GIVEN DATA below:
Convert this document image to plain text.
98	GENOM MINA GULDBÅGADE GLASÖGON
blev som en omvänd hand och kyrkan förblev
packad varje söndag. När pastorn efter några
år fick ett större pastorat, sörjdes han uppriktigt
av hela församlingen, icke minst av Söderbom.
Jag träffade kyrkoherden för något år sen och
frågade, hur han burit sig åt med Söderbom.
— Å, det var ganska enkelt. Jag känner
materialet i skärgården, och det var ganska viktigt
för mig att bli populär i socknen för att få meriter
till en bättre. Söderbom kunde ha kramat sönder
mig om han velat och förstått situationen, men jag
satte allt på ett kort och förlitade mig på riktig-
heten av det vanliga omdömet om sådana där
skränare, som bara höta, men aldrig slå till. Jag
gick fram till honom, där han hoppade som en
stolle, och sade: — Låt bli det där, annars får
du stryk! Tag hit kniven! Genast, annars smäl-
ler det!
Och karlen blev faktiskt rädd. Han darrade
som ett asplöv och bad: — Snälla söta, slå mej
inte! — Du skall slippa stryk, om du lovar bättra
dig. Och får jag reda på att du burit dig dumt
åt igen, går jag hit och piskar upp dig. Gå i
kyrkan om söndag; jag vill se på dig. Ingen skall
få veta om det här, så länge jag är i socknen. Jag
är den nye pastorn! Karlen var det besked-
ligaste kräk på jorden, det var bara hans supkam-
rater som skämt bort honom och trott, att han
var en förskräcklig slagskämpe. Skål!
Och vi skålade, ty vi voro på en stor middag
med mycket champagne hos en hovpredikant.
End of GIVEN DATA.
▶ YOUR INSTRUCTIONS
The answer must be every line of the records that holds the string "honom".

▶ EXERCISE ANSWER
gick fram till honom, där han hoppade som en
rater som skämt bort honom och trott, att han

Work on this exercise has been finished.